What you will do | Copy each line of the entries beneath that contains the word "screenshot".

* * *

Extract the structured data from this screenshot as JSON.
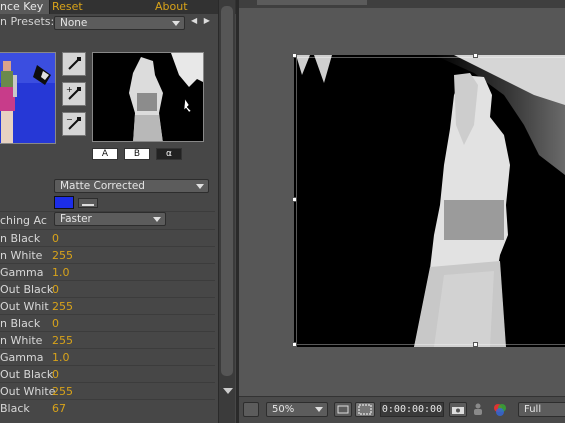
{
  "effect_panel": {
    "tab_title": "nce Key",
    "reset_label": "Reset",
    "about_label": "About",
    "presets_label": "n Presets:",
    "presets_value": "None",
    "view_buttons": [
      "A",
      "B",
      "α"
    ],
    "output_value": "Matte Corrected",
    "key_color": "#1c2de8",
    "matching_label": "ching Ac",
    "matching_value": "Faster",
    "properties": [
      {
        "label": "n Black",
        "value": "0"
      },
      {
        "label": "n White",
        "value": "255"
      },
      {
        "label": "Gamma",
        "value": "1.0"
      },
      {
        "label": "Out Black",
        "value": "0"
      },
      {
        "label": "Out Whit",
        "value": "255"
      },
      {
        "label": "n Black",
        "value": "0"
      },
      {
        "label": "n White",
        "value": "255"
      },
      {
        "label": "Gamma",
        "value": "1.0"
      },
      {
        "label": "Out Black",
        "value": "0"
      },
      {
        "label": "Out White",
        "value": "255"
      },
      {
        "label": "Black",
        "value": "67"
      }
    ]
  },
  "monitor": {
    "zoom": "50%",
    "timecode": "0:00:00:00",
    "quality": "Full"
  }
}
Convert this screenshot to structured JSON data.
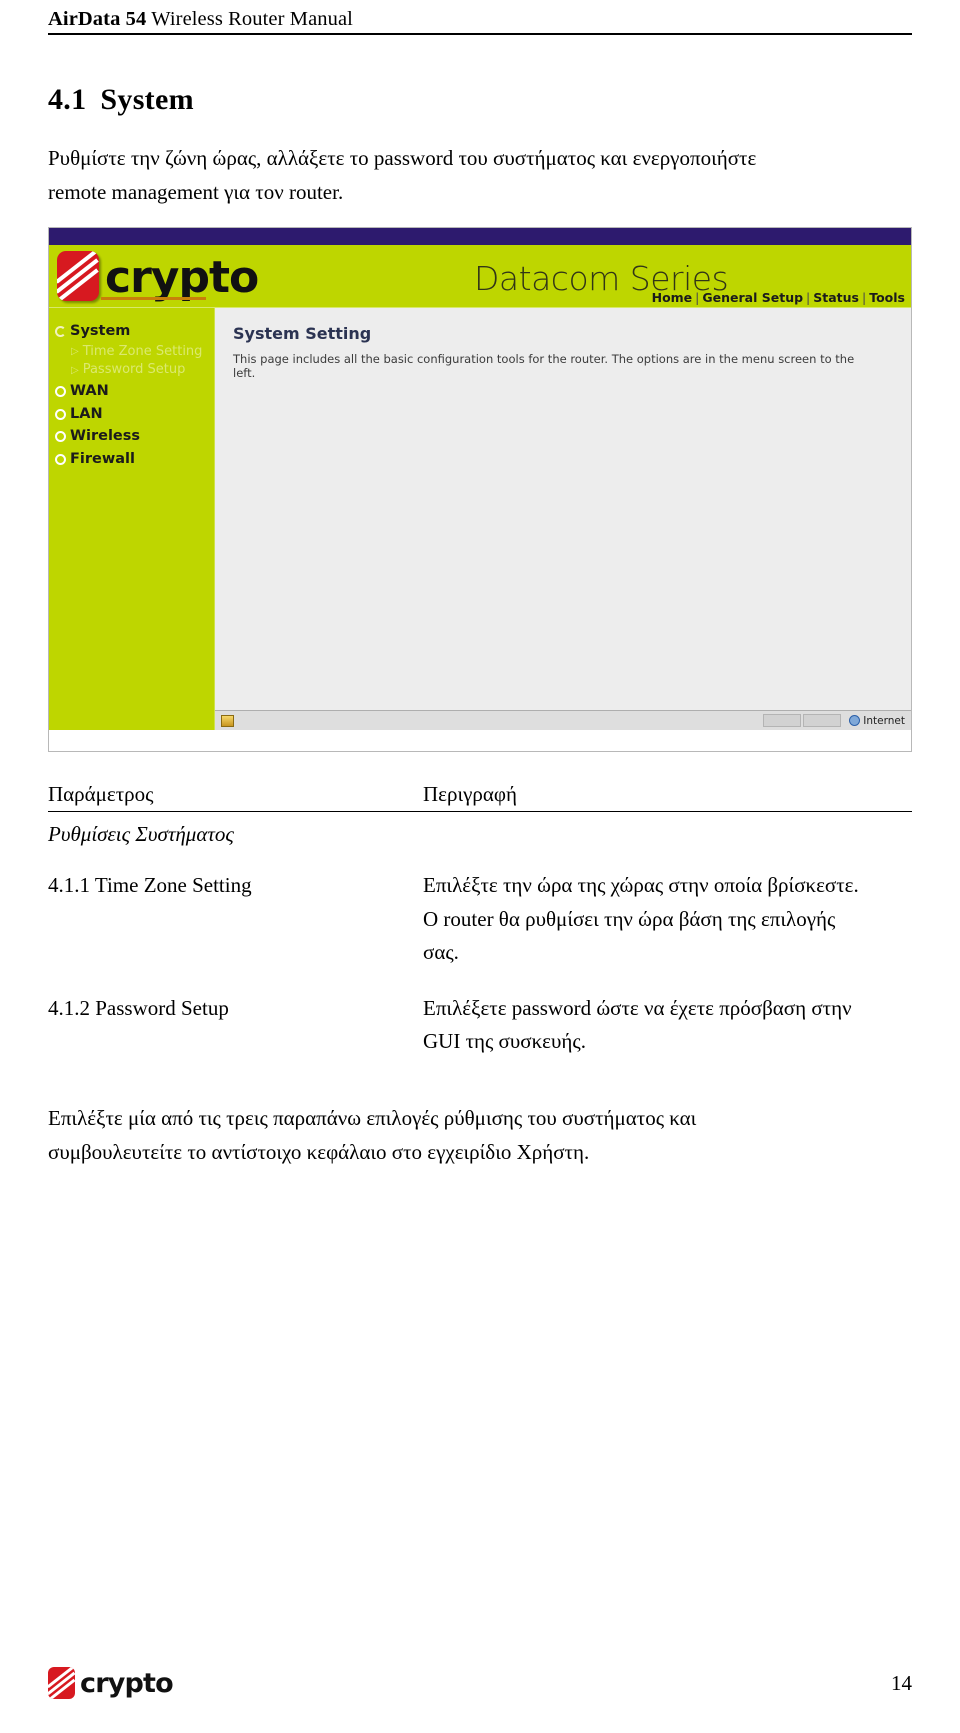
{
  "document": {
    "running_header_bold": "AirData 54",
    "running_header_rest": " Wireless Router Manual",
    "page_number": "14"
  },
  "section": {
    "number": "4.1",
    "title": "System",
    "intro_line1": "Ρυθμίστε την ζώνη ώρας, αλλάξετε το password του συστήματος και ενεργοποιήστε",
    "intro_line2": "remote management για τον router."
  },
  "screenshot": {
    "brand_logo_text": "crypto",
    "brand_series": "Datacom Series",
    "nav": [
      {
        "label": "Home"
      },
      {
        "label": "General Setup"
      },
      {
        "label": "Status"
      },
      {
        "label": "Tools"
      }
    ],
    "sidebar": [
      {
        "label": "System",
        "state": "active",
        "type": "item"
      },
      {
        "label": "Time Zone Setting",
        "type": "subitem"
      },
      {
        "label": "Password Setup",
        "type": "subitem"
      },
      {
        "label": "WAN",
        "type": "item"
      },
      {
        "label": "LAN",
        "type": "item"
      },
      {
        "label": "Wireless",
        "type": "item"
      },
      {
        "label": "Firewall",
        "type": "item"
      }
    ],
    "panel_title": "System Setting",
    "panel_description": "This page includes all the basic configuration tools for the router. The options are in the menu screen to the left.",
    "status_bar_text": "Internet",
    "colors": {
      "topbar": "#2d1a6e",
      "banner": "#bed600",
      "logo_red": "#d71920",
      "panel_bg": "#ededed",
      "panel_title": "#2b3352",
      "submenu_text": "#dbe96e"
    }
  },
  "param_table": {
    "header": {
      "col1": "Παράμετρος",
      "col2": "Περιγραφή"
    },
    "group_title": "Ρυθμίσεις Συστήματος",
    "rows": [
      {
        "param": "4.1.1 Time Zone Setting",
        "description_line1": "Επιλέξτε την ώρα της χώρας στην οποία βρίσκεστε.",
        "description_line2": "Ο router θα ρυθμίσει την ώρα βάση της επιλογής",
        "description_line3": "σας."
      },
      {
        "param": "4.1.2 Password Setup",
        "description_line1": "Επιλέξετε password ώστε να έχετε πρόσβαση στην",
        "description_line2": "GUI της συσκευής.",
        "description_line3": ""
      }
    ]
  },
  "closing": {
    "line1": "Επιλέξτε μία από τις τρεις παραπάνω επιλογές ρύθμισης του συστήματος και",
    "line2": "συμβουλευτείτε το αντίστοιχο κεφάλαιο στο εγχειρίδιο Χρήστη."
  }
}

* * *

Answer to this exercise |
Extract the structured data from this screenshot as JSON.
Convert this screenshot to structured JSON data.
  "screenshot": {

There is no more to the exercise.